Dataset excerpts -
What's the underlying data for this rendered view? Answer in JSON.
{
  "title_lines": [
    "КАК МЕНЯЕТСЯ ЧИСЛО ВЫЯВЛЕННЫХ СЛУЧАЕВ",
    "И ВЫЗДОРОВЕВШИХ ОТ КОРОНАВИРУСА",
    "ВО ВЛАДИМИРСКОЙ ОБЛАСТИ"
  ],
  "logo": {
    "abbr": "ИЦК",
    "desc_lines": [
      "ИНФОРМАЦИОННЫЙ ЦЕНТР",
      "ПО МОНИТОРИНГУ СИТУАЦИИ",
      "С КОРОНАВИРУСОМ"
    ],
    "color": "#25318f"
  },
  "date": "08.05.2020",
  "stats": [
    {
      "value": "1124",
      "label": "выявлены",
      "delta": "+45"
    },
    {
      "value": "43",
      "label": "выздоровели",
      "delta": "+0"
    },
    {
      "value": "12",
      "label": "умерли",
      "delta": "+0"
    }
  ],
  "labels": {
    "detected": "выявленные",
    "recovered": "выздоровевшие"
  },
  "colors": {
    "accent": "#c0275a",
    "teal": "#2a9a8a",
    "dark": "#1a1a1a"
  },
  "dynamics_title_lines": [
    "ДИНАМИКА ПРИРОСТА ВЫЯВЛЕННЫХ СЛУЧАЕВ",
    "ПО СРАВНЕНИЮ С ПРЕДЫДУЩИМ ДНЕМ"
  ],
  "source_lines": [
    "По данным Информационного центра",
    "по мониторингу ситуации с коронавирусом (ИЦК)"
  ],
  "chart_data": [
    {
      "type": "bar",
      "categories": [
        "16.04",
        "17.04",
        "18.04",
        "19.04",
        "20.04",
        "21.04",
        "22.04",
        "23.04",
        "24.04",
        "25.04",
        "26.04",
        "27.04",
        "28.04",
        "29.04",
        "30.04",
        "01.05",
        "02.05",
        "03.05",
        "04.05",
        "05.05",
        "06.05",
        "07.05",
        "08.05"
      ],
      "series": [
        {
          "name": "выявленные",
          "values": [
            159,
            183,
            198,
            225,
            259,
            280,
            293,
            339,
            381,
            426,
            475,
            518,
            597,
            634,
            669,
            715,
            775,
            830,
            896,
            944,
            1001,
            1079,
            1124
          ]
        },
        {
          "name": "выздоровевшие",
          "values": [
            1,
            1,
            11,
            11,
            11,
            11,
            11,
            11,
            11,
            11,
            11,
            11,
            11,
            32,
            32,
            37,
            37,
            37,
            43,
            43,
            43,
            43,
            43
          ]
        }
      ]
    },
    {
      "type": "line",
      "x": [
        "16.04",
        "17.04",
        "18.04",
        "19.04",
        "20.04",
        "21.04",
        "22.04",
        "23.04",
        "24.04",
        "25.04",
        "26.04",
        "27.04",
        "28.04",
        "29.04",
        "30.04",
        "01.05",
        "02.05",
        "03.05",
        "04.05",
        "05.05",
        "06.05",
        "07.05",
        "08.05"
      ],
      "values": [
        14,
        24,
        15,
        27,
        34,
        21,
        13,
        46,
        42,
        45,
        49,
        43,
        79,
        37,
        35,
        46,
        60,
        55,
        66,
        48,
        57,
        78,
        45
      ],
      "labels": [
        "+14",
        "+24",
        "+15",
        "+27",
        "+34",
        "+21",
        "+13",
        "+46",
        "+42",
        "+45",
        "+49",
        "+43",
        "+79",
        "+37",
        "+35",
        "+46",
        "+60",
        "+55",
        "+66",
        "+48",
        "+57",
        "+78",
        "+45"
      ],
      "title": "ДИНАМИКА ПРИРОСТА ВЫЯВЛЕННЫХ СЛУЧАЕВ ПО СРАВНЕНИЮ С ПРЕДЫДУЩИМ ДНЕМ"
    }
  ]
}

Request - Work out how many lines of the data hold the string "name". Reply with that number alone.

Finished task - 2